▶ _DIRECTIVE_: In the records that follow, locate every line with "data" and extract it.

▶ _THE INPUT_:

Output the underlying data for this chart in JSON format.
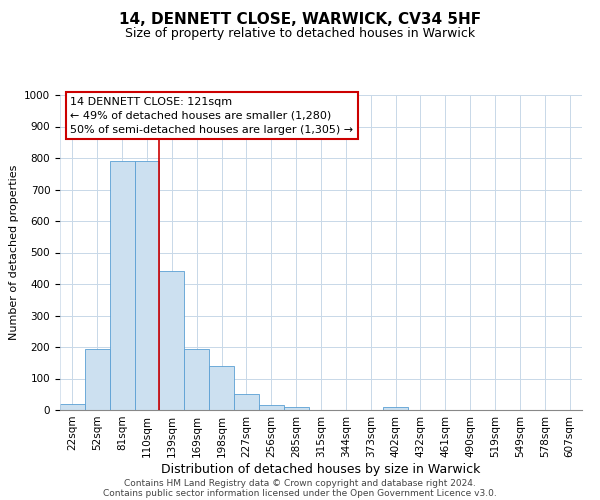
{
  "title": "14, DENNETT CLOSE, WARWICK, CV34 5HF",
  "subtitle": "Size of property relative to detached houses in Warwick",
  "xlabel": "Distribution of detached houses by size in Warwick",
  "ylabel": "Number of detached properties",
  "bin_labels": [
    "22sqm",
    "52sqm",
    "81sqm",
    "110sqm",
    "139sqm",
    "169sqm",
    "198sqm",
    "227sqm",
    "256sqm",
    "285sqm",
    "315sqm",
    "344sqm",
    "373sqm",
    "402sqm",
    "432sqm",
    "461sqm",
    "490sqm",
    "519sqm",
    "549sqm",
    "578sqm",
    "607sqm"
  ],
  "bar_values": [
    20,
    195,
    790,
    790,
    440,
    195,
    140,
    50,
    15,
    10,
    0,
    0,
    0,
    10,
    0,
    0,
    0,
    0,
    0,
    0,
    0
  ],
  "bar_color": "#cce0f0",
  "bar_edge_color": "#5a9fd4",
  "vline_color": "#cc0000",
  "vline_x_index": 3.5,
  "ylim": [
    0,
    1000
  ],
  "yticks": [
    0,
    100,
    200,
    300,
    400,
    500,
    600,
    700,
    800,
    900,
    1000
  ],
  "annotation_title": "14 DENNETT CLOSE: 121sqm",
  "annotation_line1": "← 49% of detached houses are smaller (1,280)",
  "annotation_line2": "50% of semi-detached houses are larger (1,305) →",
  "annotation_box_color": "#ffffff",
  "annotation_box_edge": "#cc0000",
  "grid_color": "#c8d8e8",
  "footer1": "Contains HM Land Registry data © Crown copyright and database right 2024.",
  "footer2": "Contains public sector information licensed under the Open Government Licence v3.0.",
  "title_fontsize": 11,
  "subtitle_fontsize": 9,
  "ylabel_fontsize": 8,
  "xlabel_fontsize": 9,
  "tick_fontsize": 7.5,
  "annotation_fontsize": 8,
  "footer_fontsize": 6.5
}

▶ _EXERCISE ANSWER_:
Output the underlying data for this chart in JSON format.
  "footer1": "Contains HM Land Registry data © Crown copyright and database right 2024.",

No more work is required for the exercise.